━━ Given data

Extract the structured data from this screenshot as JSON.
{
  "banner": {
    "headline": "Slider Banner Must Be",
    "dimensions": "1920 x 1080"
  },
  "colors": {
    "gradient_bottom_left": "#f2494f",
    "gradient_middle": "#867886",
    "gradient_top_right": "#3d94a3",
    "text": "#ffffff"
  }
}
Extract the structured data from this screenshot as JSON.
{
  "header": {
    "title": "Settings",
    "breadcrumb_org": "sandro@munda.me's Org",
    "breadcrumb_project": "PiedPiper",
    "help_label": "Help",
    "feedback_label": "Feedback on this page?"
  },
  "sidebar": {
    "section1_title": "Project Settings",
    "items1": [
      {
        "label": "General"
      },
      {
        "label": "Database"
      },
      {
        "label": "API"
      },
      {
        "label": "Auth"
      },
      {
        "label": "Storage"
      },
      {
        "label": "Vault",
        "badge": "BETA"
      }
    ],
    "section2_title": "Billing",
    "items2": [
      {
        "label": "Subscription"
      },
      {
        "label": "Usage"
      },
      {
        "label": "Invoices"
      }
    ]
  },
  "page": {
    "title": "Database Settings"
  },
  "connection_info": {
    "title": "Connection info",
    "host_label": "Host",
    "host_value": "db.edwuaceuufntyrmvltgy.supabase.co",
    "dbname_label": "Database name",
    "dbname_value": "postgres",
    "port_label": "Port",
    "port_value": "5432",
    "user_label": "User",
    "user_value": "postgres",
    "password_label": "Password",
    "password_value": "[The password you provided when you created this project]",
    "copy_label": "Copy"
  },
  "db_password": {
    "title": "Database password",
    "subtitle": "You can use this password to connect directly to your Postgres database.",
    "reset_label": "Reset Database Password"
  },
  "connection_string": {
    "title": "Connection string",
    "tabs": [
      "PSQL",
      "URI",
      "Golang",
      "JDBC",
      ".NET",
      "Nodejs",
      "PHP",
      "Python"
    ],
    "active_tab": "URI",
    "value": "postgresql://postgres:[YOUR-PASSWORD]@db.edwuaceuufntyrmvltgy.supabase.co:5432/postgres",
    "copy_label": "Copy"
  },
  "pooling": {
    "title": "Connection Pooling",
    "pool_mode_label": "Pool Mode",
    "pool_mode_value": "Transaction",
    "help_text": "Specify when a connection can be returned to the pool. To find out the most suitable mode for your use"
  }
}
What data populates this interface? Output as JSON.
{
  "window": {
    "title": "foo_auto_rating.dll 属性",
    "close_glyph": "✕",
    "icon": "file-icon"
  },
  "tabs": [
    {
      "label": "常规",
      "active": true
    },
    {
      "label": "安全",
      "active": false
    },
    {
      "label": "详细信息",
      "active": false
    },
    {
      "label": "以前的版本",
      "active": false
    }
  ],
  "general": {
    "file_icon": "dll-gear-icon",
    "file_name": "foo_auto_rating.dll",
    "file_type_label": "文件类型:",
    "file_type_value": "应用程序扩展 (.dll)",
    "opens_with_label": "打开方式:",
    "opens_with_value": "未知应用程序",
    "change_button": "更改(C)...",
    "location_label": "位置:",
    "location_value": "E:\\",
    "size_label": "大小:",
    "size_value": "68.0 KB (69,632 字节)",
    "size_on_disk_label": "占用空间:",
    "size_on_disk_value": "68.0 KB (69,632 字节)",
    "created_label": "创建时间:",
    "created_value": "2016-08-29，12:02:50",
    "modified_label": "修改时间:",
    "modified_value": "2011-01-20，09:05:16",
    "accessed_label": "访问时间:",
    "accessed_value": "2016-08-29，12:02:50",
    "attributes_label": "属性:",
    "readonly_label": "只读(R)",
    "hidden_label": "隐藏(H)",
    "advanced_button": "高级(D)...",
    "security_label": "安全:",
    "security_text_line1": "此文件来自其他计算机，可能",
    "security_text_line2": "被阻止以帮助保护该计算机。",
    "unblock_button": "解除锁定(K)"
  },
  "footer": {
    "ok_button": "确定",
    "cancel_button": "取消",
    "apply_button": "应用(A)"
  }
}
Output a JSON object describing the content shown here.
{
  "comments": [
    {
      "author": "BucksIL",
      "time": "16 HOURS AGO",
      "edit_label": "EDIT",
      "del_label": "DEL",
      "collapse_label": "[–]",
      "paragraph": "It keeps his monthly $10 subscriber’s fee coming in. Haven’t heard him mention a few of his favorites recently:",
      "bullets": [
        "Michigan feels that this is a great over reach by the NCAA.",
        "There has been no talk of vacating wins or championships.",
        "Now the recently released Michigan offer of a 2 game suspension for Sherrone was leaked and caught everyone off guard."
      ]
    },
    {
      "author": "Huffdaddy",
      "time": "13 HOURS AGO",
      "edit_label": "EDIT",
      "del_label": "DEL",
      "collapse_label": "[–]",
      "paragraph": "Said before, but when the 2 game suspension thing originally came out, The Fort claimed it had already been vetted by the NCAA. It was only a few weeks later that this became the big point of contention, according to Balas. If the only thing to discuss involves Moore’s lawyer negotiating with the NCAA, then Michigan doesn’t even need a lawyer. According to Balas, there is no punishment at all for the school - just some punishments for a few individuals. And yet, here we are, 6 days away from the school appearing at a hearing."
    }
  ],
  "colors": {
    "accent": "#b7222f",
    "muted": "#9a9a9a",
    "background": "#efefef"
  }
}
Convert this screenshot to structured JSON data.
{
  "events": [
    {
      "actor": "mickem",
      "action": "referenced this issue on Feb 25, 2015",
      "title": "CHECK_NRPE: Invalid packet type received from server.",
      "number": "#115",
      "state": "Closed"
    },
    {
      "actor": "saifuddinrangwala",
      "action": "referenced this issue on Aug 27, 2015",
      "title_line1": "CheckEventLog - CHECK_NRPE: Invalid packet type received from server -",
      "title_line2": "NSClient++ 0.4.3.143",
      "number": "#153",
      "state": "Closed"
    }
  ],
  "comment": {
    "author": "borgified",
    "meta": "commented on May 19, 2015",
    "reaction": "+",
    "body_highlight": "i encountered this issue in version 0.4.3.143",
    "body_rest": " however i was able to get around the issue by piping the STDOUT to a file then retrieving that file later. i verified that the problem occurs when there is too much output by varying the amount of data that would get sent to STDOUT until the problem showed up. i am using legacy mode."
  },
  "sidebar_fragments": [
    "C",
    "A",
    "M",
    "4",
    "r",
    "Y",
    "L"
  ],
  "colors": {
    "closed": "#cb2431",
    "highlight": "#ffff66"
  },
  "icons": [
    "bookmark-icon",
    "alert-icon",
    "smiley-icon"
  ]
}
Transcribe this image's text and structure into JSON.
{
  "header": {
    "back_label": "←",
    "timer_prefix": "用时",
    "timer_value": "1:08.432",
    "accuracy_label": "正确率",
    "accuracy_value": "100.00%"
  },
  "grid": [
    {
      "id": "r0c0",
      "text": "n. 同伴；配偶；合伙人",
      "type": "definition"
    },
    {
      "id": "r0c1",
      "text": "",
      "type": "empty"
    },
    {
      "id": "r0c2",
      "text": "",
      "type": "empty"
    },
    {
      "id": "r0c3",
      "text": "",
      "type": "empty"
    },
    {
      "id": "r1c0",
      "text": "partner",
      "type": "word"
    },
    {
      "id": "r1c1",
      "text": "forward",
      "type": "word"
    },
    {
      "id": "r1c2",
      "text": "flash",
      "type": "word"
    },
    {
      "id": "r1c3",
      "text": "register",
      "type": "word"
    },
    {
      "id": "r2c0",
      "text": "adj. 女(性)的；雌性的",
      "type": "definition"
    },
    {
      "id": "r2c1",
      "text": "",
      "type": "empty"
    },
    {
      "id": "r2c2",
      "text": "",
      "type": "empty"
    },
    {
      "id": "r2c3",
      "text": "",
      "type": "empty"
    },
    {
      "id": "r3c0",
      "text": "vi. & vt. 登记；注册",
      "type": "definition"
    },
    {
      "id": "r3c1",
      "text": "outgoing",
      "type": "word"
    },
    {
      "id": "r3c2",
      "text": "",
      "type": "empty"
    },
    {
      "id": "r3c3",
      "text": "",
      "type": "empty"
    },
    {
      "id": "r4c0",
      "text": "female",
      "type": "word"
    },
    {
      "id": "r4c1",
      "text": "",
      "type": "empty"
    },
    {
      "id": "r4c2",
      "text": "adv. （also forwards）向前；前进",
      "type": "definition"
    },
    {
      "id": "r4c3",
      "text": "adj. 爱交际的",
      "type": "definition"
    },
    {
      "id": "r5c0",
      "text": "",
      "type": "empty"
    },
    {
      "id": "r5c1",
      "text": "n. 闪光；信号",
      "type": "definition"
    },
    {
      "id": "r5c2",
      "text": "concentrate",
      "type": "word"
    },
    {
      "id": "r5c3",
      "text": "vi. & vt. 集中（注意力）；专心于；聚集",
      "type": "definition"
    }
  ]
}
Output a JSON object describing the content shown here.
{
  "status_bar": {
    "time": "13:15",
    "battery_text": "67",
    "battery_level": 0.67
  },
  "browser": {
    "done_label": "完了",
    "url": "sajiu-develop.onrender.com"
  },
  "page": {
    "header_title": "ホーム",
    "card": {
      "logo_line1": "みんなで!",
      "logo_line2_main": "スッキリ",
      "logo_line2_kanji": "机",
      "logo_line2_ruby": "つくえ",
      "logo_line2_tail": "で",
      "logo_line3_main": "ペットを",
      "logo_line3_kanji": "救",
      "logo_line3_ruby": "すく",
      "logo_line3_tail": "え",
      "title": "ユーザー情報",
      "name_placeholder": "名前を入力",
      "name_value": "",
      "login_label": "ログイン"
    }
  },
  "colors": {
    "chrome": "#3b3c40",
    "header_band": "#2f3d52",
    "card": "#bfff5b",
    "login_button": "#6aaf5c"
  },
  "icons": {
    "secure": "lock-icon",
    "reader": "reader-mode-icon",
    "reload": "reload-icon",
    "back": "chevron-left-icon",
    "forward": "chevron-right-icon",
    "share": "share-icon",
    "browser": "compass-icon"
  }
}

━━━━

### Exercise task
Copy out each line of the material that holds the word "chevron".

### Response
    "back": "chevron-left-icon",
    "forward": "chevron-right-icon",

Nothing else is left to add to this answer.